━━━━━ Material for the task ━━━━━

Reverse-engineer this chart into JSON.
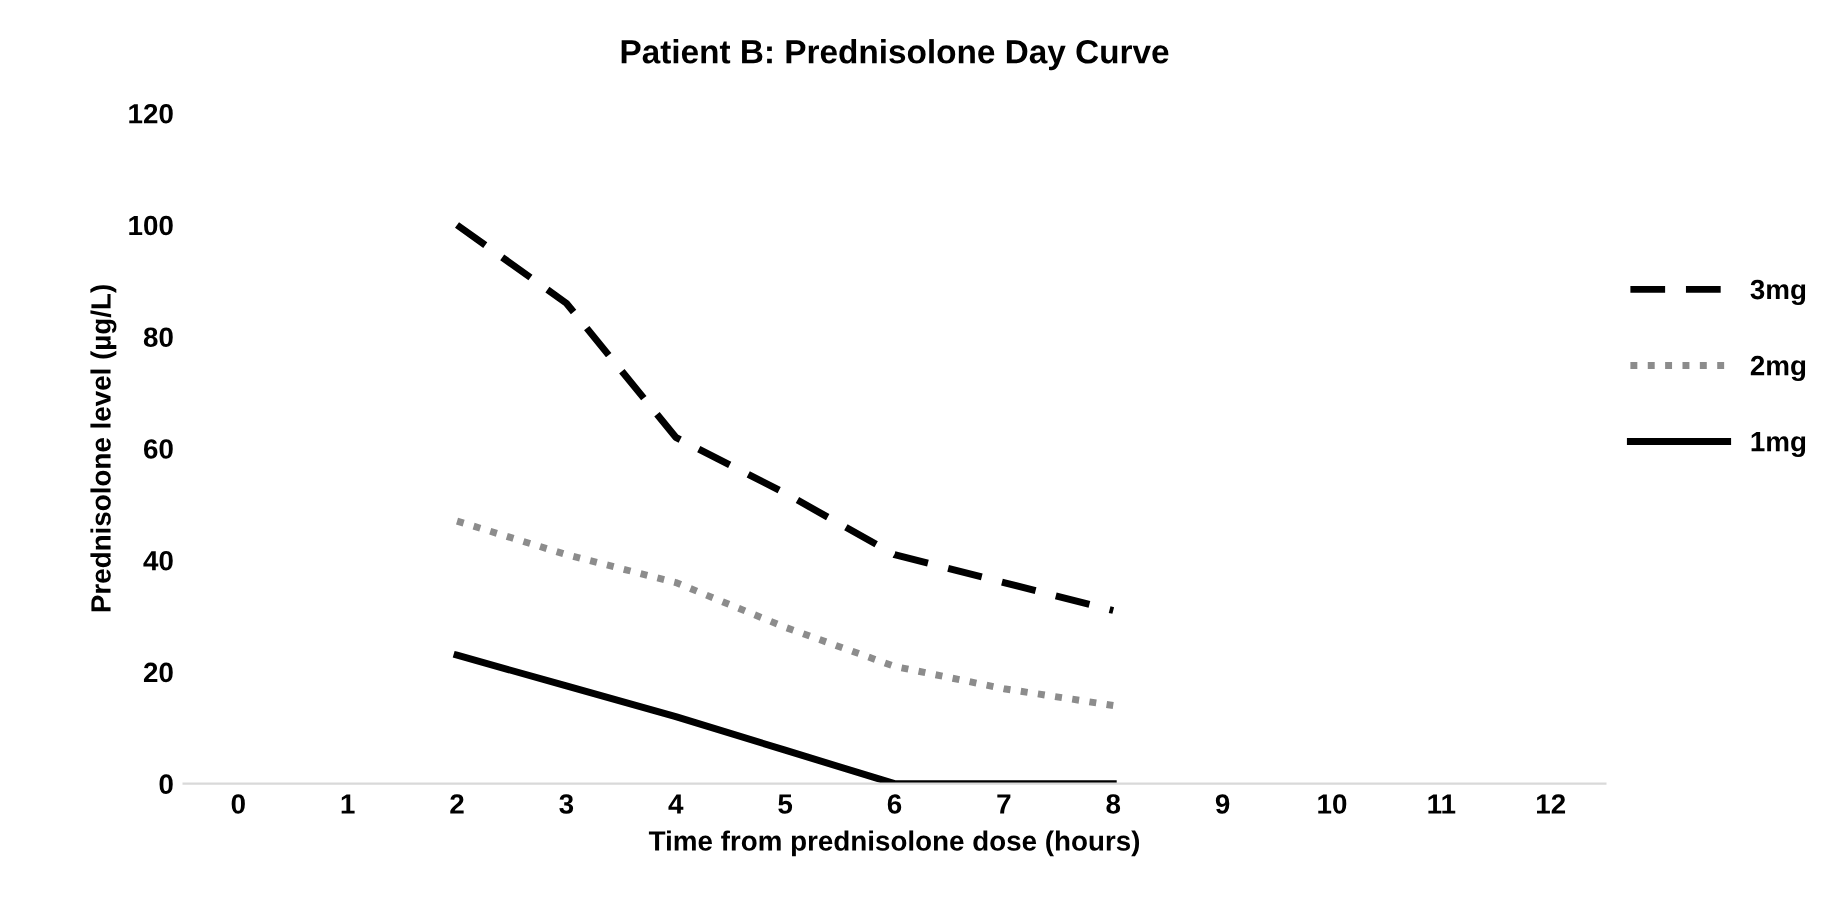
{
  "chart_data": {
    "type": "line",
    "title": "Patient B: Prednisolone Day Curve",
    "xlabel": "Time from prednisolone dose (hours)",
    "ylabel": "Prednisolone level (µg/L)",
    "x": [
      2,
      3,
      4,
      5,
      6,
      7,
      8
    ],
    "series": [
      {
        "name": "3mg",
        "color": "#000000",
        "line_style": "dashed",
        "values": [
          100,
          86,
          62,
          52,
          41,
          36,
          31
        ]
      },
      {
        "name": "2mg",
        "color": "#8c8c8c",
        "line_style": "dotted",
        "values": [
          47,
          41,
          36,
          28,
          21,
          17,
          14
        ]
      },
      {
        "name": "1mg",
        "color": "#000000",
        "line_style": "solid",
        "values": [
          23,
          17.5,
          12,
          6,
          0,
          0,
          0
        ]
      }
    ],
    "xlim": [
      -0.5,
      12.5
    ],
    "xticks": [
      0,
      1,
      2,
      3,
      4,
      5,
      6,
      7,
      8,
      9,
      10,
      11,
      12
    ],
    "ylim": [
      0,
      120
    ],
    "yticks": [
      0,
      20,
      40,
      60,
      80,
      100,
      120
    ],
    "grid": false,
    "legend": "right",
    "marker": "none"
  }
}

━━━━━

**Your instructions:** Take the data above and repeat it exactly, leaving each picture out.

**Response to the exercise:**
Reverse-engineer this chart into JSON.
{
  "chart_data": {
    "type": "line",
    "title": "Patient B: Prednisolone Day Curve",
    "xlabel": "Time from prednisolone dose (hours)",
    "ylabel": "Prednisolone level (µg/L)",
    "x": [
      2,
      3,
      4,
      5,
      6,
      7,
      8
    ],
    "series": [
      {
        "name": "3mg",
        "color": "#000000",
        "line_style": "dashed",
        "values": [
          100,
          86,
          62,
          52,
          41,
          36,
          31
        ]
      },
      {
        "name": "2mg",
        "color": "#8c8c8c",
        "line_style": "dotted",
        "values": [
          47,
          41,
          36,
          28,
          21,
          17,
          14
        ]
      },
      {
        "name": "1mg",
        "color": "#000000",
        "line_style": "solid",
        "values": [
          23,
          17.5,
          12,
          6,
          0,
          0,
          0
        ]
      }
    ],
    "xlim": [
      -0.5,
      12.5
    ],
    "xticks": [
      0,
      1,
      2,
      3,
      4,
      5,
      6,
      7,
      8,
      9,
      10,
      11,
      12
    ],
    "ylim": [
      0,
      120
    ],
    "yticks": [
      0,
      20,
      40,
      60,
      80,
      100,
      120
    ],
    "grid": false,
    "legend": "right",
    "marker": "none"
  }
}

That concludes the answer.